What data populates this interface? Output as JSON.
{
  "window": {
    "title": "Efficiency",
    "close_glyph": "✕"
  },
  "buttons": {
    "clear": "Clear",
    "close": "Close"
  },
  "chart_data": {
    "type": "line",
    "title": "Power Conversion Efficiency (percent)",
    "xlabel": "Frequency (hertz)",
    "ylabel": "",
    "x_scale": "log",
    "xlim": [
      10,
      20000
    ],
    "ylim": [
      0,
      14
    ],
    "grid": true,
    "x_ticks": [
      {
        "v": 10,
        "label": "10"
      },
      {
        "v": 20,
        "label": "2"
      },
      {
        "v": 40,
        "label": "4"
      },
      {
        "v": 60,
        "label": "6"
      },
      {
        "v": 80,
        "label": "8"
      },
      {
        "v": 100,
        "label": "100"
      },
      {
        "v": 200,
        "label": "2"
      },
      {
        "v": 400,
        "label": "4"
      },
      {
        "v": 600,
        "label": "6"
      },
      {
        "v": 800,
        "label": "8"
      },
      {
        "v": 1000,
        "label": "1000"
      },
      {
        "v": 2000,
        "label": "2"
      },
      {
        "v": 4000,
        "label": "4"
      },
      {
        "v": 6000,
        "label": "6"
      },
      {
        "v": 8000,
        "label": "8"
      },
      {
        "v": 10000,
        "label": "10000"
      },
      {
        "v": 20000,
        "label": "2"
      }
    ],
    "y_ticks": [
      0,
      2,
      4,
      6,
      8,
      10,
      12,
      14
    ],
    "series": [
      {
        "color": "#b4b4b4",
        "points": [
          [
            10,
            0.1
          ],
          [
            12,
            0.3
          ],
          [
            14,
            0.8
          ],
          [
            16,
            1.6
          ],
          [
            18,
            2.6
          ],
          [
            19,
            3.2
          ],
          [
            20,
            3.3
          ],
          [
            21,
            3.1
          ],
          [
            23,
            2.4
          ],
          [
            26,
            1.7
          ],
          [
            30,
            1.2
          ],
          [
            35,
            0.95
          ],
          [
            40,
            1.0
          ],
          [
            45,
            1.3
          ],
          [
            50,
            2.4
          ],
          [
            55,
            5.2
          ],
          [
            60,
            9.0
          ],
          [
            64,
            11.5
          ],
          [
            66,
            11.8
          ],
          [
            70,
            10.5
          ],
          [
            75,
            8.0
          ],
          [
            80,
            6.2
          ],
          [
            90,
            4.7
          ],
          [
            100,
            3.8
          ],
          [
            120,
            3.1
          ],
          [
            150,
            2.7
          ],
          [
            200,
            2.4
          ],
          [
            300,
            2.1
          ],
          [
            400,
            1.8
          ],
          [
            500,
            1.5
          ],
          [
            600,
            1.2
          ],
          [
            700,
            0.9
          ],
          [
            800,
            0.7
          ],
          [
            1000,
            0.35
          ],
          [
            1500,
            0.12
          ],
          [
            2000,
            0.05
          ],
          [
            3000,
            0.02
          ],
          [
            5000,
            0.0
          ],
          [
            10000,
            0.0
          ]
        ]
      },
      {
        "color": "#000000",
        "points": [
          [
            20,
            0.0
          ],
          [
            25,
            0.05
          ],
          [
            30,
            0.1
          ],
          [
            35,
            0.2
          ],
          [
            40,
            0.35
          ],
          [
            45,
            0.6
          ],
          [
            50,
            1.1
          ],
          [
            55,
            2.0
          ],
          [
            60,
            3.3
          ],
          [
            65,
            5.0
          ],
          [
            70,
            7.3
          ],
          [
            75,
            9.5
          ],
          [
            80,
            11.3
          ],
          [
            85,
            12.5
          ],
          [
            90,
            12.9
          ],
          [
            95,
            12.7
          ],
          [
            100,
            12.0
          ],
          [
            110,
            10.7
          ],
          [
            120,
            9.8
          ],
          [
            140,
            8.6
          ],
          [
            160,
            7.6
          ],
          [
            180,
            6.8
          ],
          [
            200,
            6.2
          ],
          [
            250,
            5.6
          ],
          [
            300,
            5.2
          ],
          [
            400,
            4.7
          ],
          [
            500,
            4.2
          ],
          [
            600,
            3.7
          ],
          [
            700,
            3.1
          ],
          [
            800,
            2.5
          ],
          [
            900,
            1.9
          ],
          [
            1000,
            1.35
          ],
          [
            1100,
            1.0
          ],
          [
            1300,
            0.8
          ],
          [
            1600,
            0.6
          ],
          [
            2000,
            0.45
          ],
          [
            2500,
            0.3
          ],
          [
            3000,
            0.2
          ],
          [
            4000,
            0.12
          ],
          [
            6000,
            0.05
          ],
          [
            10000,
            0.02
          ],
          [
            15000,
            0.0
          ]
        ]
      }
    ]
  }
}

- **Exercise instructions**
Retype the data exactly as given.

- **Completed exercise**
What data populates this interface? Output as JSON.
{
  "window": {
    "title": "Efficiency",
    "close_glyph": "✕"
  },
  "buttons": {
    "clear": "Clear",
    "close": "Close"
  },
  "chart_data": {
    "type": "line",
    "title": "Power Conversion Efficiency (percent)",
    "xlabel": "Frequency (hertz)",
    "ylabel": "",
    "x_scale": "log",
    "xlim": [
      10,
      20000
    ],
    "ylim": [
      0,
      14
    ],
    "grid": true,
    "x_ticks": [
      {
        "v": 10,
        "label": "10"
      },
      {
        "v": 20,
        "label": "2"
      },
      {
        "v": 40,
        "label": "4"
      },
      {
        "v": 60,
        "label": "6"
      },
      {
        "v": 80,
        "label": "8"
      },
      {
        "v": 100,
        "label": "100"
      },
      {
        "v": 200,
        "label": "2"
      },
      {
        "v": 400,
        "label": "4"
      },
      {
        "v": 600,
        "label": "6"
      },
      {
        "v": 800,
        "label": "8"
      },
      {
        "v": 1000,
        "label": "1000"
      },
      {
        "v": 2000,
        "label": "2"
      },
      {
        "v": 4000,
        "label": "4"
      },
      {
        "v": 6000,
        "label": "6"
      },
      {
        "v": 8000,
        "label": "8"
      },
      {
        "v": 10000,
        "label": "10000"
      },
      {
        "v": 20000,
        "label": "2"
      }
    ],
    "y_ticks": [
      0,
      2,
      4,
      6,
      8,
      10,
      12,
      14
    ],
    "series": [
      {
        "color": "#b4b4b4",
        "points": [
          [
            10,
            0.1
          ],
          [
            12,
            0.3
          ],
          [
            14,
            0.8
          ],
          [
            16,
            1.6
          ],
          [
            18,
            2.6
          ],
          [
            19,
            3.2
          ],
          [
            20,
            3.3
          ],
          [
            21,
            3.1
          ],
          [
            23,
            2.4
          ],
          [
            26,
            1.7
          ],
          [
            30,
            1.2
          ],
          [
            35,
            0.95
          ],
          [
            40,
            1.0
          ],
          [
            45,
            1.3
          ],
          [
            50,
            2.4
          ],
          [
            55,
            5.2
          ],
          [
            60,
            9.0
          ],
          [
            64,
            11.5
          ],
          [
            66,
            11.8
          ],
          [
            70,
            10.5
          ],
          [
            75,
            8.0
          ],
          [
            80,
            6.2
          ],
          [
            90,
            4.7
          ],
          [
            100,
            3.8
          ],
          [
            120,
            3.1
          ],
          [
            150,
            2.7
          ],
          [
            200,
            2.4
          ],
          [
            300,
            2.1
          ],
          [
            400,
            1.8
          ],
          [
            500,
            1.5
          ],
          [
            600,
            1.2
          ],
          [
            700,
            0.9
          ],
          [
            800,
            0.7
          ],
          [
            1000,
            0.35
          ],
          [
            1500,
            0.12
          ],
          [
            2000,
            0.05
          ],
          [
            3000,
            0.02
          ],
          [
            5000,
            0.0
          ],
          [
            10000,
            0.0
          ]
        ]
      },
      {
        "color": "#000000",
        "points": [
          [
            20,
            0.0
          ],
          [
            25,
            0.05
          ],
          [
            30,
            0.1
          ],
          [
            35,
            0.2
          ],
          [
            40,
            0.35
          ],
          [
            45,
            0.6
          ],
          [
            50,
            1.1
          ],
          [
            55,
            2.0
          ],
          [
            60,
            3.3
          ],
          [
            65,
            5.0
          ],
          [
            70,
            7.3
          ],
          [
            75,
            9.5
          ],
          [
            80,
            11.3
          ],
          [
            85,
            12.5
          ],
          [
            90,
            12.9
          ],
          [
            95,
            12.7
          ],
          [
            100,
            12.0
          ],
          [
            110,
            10.7
          ],
          [
            120,
            9.8
          ],
          [
            140,
            8.6
          ],
          [
            160,
            7.6
          ],
          [
            180,
            6.8
          ],
          [
            200,
            6.2
          ],
          [
            250,
            5.6
          ],
          [
            300,
            5.2
          ],
          [
            400,
            4.7
          ],
          [
            500,
            4.2
          ],
          [
            600,
            3.7
          ],
          [
            700,
            3.1
          ],
          [
            800,
            2.5
          ],
          [
            900,
            1.9
          ],
          [
            1000,
            1.35
          ],
          [
            1100,
            1.0
          ],
          [
            1300,
            0.8
          ],
          [
            1600,
            0.6
          ],
          [
            2000,
            0.45
          ],
          [
            2500,
            0.3
          ],
          [
            3000,
            0.2
          ],
          [
            4000,
            0.12
          ],
          [
            6000,
            0.05
          ],
          [
            10000,
            0.02
          ],
          [
            15000,
            0.0
          ]
        ]
      }
    ]
  }
}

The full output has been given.